What is needed:
Restate the material word for word and leave out anything that is a picture.

Supplied material:

"""

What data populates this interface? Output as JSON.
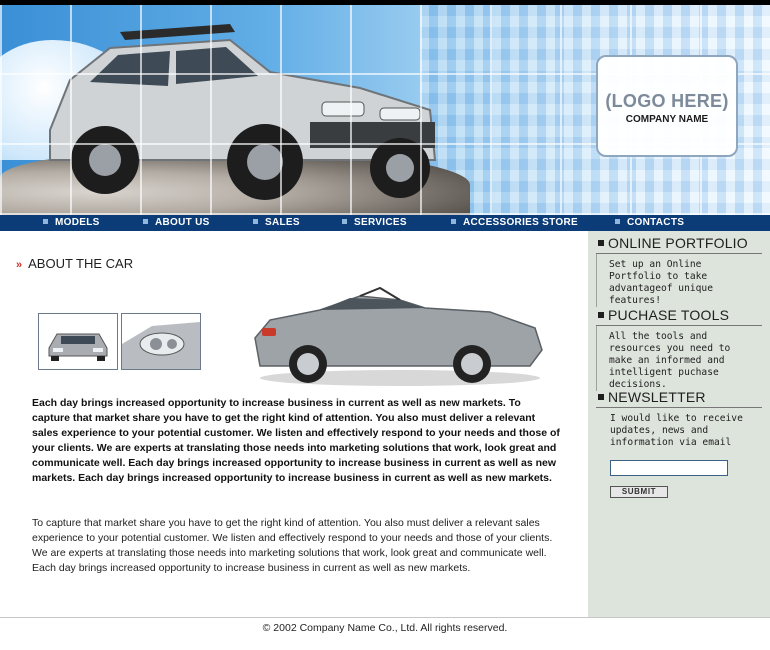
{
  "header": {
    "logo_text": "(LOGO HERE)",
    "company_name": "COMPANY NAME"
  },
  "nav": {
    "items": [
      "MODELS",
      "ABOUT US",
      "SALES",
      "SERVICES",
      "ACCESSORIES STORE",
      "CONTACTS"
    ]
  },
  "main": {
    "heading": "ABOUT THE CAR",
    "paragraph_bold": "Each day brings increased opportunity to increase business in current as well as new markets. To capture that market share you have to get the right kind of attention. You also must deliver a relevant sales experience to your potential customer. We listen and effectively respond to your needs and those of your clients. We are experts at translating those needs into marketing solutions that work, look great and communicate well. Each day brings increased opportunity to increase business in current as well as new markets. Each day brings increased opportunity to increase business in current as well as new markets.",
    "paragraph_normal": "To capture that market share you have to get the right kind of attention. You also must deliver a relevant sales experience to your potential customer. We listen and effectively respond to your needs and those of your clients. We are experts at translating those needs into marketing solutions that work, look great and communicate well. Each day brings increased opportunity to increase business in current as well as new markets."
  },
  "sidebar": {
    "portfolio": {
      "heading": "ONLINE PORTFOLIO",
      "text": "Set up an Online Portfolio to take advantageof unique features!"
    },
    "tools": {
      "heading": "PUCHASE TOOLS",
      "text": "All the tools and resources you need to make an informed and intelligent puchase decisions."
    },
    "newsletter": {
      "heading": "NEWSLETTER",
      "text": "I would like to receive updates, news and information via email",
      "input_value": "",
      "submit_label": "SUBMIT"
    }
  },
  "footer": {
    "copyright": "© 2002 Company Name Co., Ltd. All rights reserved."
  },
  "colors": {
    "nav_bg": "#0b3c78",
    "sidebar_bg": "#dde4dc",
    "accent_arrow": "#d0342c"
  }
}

"""

The output:
What data populates this interface? Output as JSON.
{
  "header": {
    "logo_text": "(LOGO HERE)",
    "company_name": "COMPANY NAME"
  },
  "nav": {
    "items": [
      "MODELS",
      "ABOUT US",
      "SALES",
      "SERVICES",
      "ACCESSORIES STORE",
      "CONTACTS"
    ]
  },
  "main": {
    "heading": "ABOUT THE CAR",
    "paragraph_bold": "Each day brings increased opportunity to increase business in current as well as new markets. To capture that market share you have to get the right kind of attention. You also must deliver a relevant sales experience to your potential customer. We listen and effectively respond to your needs and those of your clients. We are experts at translating those needs into marketing solutions that work, look great and communicate well. Each day brings increased opportunity to increase business in current as well as new markets. Each day brings increased opportunity to increase business in current as well as new markets.",
    "paragraph_normal": "To capture that market share you have to get the right kind of attention. You also must deliver a relevant sales experience to your potential customer. We listen and effectively respond to your needs and those of your clients. We are experts at translating those needs into marketing solutions that work, look great and communicate well. Each day brings increased opportunity to increase business in current as well as new markets."
  },
  "sidebar": {
    "portfolio": {
      "heading": "ONLINE PORTFOLIO",
      "text": "Set up an Online Portfolio to take advantageof unique features!"
    },
    "tools": {
      "heading": "PUCHASE TOOLS",
      "text": "All the tools and resources you need to make an informed and intelligent puchase decisions."
    },
    "newsletter": {
      "heading": "NEWSLETTER",
      "text": "I would like to receive updates, news and information via email",
      "input_value": "",
      "submit_label": "SUBMIT"
    }
  },
  "footer": {
    "copyright": "© 2002 Company Name Co., Ltd. All rights reserved."
  },
  "colors": {
    "nav_bg": "#0b3c78",
    "sidebar_bg": "#dde4dc",
    "accent_arrow": "#d0342c"
  }
}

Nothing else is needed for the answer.